** Begin Dataset rows **

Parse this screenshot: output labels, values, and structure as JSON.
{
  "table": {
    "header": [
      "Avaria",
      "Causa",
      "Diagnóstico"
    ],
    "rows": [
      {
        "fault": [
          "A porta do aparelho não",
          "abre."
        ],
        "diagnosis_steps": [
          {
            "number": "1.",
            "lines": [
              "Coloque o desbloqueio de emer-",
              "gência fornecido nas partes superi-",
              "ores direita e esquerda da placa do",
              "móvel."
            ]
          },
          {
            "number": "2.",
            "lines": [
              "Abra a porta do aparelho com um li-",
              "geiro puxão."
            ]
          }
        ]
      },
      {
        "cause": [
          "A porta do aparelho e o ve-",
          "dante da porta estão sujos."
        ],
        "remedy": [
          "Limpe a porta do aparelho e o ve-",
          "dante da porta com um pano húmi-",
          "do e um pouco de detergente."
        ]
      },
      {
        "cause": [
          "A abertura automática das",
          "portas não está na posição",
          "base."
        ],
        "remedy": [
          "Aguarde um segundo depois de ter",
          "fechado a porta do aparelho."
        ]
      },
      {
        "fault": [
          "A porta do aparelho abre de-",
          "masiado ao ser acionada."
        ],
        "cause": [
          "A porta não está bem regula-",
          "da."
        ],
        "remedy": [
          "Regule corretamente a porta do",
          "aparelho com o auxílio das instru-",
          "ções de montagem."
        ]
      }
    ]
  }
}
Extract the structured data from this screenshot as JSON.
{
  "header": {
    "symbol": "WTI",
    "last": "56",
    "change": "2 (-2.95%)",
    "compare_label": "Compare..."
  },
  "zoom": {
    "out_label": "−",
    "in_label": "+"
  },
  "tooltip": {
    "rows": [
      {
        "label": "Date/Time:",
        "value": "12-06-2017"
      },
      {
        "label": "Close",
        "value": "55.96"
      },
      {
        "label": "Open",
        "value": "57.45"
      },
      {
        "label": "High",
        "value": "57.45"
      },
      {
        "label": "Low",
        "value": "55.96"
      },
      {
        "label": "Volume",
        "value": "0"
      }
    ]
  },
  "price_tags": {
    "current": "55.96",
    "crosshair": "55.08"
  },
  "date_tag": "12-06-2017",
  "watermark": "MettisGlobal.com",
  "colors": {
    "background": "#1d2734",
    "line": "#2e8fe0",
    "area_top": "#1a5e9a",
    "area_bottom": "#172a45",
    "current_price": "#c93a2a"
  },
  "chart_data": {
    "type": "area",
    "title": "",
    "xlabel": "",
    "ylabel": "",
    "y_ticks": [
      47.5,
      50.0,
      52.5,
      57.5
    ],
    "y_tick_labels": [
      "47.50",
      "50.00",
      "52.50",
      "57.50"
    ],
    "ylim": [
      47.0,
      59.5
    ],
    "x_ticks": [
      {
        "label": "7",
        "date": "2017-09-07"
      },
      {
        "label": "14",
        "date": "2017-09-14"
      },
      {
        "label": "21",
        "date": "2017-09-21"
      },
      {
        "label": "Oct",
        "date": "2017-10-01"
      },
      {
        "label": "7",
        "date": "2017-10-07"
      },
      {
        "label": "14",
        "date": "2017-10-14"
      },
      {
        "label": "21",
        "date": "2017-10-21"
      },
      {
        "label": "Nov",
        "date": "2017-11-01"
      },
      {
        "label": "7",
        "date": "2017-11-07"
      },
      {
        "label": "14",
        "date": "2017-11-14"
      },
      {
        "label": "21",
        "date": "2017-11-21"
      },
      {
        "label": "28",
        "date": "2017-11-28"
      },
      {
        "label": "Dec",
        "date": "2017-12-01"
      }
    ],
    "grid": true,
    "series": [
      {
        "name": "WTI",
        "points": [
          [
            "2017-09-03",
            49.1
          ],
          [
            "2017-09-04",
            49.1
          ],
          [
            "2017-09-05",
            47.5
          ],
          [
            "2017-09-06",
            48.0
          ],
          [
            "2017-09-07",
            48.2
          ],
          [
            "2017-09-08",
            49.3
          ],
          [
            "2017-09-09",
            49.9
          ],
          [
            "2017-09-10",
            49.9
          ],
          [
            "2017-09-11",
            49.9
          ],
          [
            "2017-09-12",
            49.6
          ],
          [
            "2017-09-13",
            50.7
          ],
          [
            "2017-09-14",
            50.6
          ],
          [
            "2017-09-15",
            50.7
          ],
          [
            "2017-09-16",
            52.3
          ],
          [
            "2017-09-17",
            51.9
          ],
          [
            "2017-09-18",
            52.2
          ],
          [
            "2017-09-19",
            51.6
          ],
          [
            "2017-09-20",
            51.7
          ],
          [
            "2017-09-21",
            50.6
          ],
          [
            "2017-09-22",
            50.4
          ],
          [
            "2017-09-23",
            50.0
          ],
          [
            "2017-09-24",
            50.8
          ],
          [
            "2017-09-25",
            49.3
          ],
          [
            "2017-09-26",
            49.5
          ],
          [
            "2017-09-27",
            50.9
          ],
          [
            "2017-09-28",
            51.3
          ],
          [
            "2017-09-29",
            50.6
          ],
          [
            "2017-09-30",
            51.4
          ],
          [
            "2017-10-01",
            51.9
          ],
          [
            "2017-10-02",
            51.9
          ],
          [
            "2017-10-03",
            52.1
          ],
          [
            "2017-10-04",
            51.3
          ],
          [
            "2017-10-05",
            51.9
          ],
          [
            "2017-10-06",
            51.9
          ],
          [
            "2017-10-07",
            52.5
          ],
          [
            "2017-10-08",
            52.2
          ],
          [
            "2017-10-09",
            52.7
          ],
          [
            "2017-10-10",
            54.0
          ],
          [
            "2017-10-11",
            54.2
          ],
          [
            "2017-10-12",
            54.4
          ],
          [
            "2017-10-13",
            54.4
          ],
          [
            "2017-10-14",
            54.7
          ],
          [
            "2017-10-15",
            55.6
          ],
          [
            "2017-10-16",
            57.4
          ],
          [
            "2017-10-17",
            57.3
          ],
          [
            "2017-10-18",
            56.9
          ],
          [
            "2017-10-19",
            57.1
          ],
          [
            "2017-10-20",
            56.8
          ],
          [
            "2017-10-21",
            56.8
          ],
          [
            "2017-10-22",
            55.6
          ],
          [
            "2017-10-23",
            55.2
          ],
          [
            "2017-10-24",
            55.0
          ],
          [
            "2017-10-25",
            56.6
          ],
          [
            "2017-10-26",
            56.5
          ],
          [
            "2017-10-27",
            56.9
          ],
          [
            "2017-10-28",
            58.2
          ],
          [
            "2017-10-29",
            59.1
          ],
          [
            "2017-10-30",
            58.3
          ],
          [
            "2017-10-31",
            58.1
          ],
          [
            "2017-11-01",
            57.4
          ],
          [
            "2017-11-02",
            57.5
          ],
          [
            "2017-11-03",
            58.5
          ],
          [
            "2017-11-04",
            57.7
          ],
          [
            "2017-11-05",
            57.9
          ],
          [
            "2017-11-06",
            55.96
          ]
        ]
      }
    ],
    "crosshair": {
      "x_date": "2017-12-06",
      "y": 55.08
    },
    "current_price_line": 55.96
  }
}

** End Dataset rows **

Using the records above, select and copy every line that has the word "está".

          "portas não está na posição",
          "A porta não está bem regula-",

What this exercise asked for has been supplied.